▸ **TEXT SECTION**
>> start
In order to distinguish different use cases, a variant of
pci_get_pdev() is being introduced that, even when passed a phantom
function number, would return the underlying actual device.
Signed-off-by: Jan Beulich
Acked-by: "Zhang, Xiantao"
Index: xen-4.2.2-testing/xen/drivers/passthrough/amd/iommu_cmd.c
===================================================================
--- xen-4.2.2-testing.orig/xen/drivers/passthrough/amd/iommu_cmd.c
+++ xen-4.2.2-testing/xen/drivers/passthrough/amd/iommu_cmd.c
@@ -339,7 +339,15 @@ static void amd_iommu_flush_all_iotlbs(s
return;
for_each_pdev( d, pdev )
- amd_iommu_flush_iotlb(pdev->devfn, pdev, gaddr, order);
+ {
+ u8 devfn = pdev->devfn;
+
+ do {
+ amd_iommu_flush_iotlb(devfn, pdev, gaddr, order);
+ devfn += pdev->phantom_stride;
+ } while ( devfn != pdev->devfn &&
+ PCI_SLOT(devfn) == PCI_SLOT(pdev->devfn) );
+ }
}
/* Flush iommu cache after p2m changes. */
Index: xen-4.2.2-testing/xen/drivers/passthrough/amd/iommu_init.c
===================================================================
--- xen-4.2.2-testing.orig/xen/drivers/passthrough/amd/iommu_init.c
+++ xen-4.2.2-testing/xen/drivers/passthrough/amd/iommu_init.c
@@ -692,7 +692,7 @@ void parse_ppr_log_entry(struct amd_iomm
devfn = PCI_DEVFN2(device_id);
spin_lock(&pcidevs_lock);
- pdev = pci_get_pdev(iommu->seg, bus, devfn);
+ pdev = pci_get_real_pdev(iommu->seg, bus, devfn);
spin_unlock(&pcidevs_lock);
if ( pdev )
Index: xen-4.2.2-testing/xen/drivers/passthrough/amd/iommu_map.c
===================================================================
--- xen-4.2.2-testing.orig/xen/drivers/passthrough/amd/iommu_map.c
+++ xen-4.2.2-testing/xen/drivers/passthrough/amd/iommu_map.c
@@ -612,7 +612,6 @@ static int update_paging_mode(struct dom
for_each_pdev( d, pdev )
{
bdf = (pdev->bus << 8) | pdev->devfn;
- req_id = get_dma_requestor_id(pdev->seg, bdf);
iommu = find_iommu_for_device(pdev->seg, bdf);
if ( !iommu )
>> end
▸ **SOURCE EXCERPT**
>> start
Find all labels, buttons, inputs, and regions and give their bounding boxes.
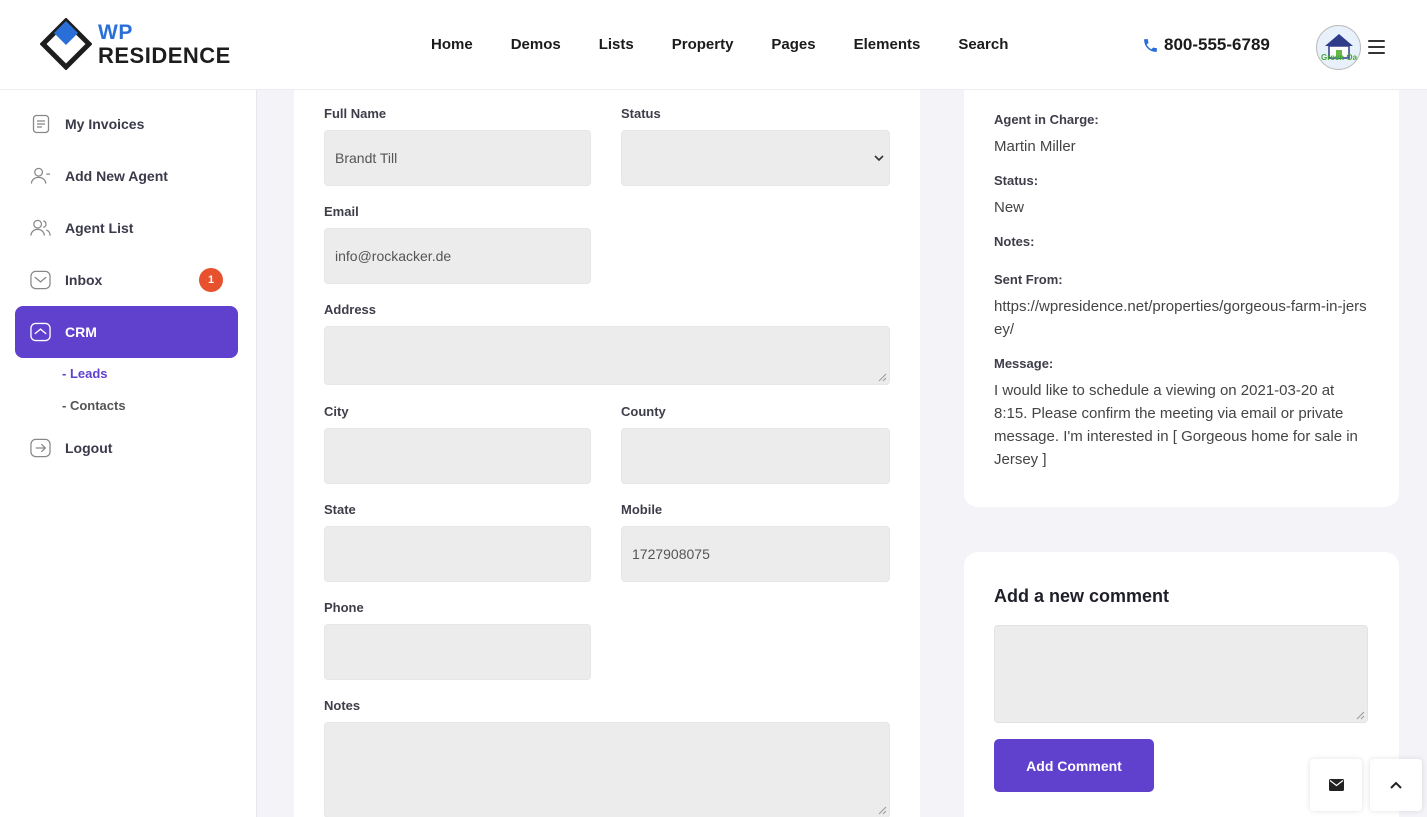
>> end
▸ **EXERCISE TASKS**
**A)** Determine whether each of the following statements agrees with the Xen patch excerpt, answering yes or no and quoting the deciding words of the Xen patch excerpt: (i) the new variant of pci_get_pdev() returns the underlying actual device even when it is passed a phantom function number; (ii) in iommu_init.c, the call to pci_get_pdev() is replaced with a call to pci_get_real_pdev(); (iii) in iommu_map.c, the line that calls find_iommu_for_device is removed.
**B)** Reproduce verbatim the portion of the Xen patch excerpt starting with "Index: xen-4.2.2-testing/xen/drivers/passthrough/amd/iommu_map.c" and going on through "if ( !iommu )".

▸ **RESPONSES IN ORDER**
**A)**
(i) Yes: "even when passed a phantom function number, would return the underlying actual device."
(ii) Yes: "pdev = pci_get_real_pdev(iommu->seg, bus, devfn);"
(iii) No: "req_id = get_dma_requestor_id(pdev->seg, bdf);"

**B)**
Index: xen-4.2.2-testing/xen/drivers/passthrough/amd/iommu_map.c
===================================================================
--- xen-4.2.2-testing.orig/xen/drivers/passthrough/amd/iommu_map.c
+++ xen-4.2.2-testing/xen/drivers/passthrough/amd/iommu_map.c
@@ -612,7 +612,6 @@ static int update_paging_mode(struct dom
for_each_pdev( d, pdev )
{
bdf = (pdev->bus << 8) | pdev->devfn;
- req_id = get_dma_requestor_id(pdev->seg, bdf);
iommu = find_iommu_for_device(pdev->seg, bdf);
if ( !iommu )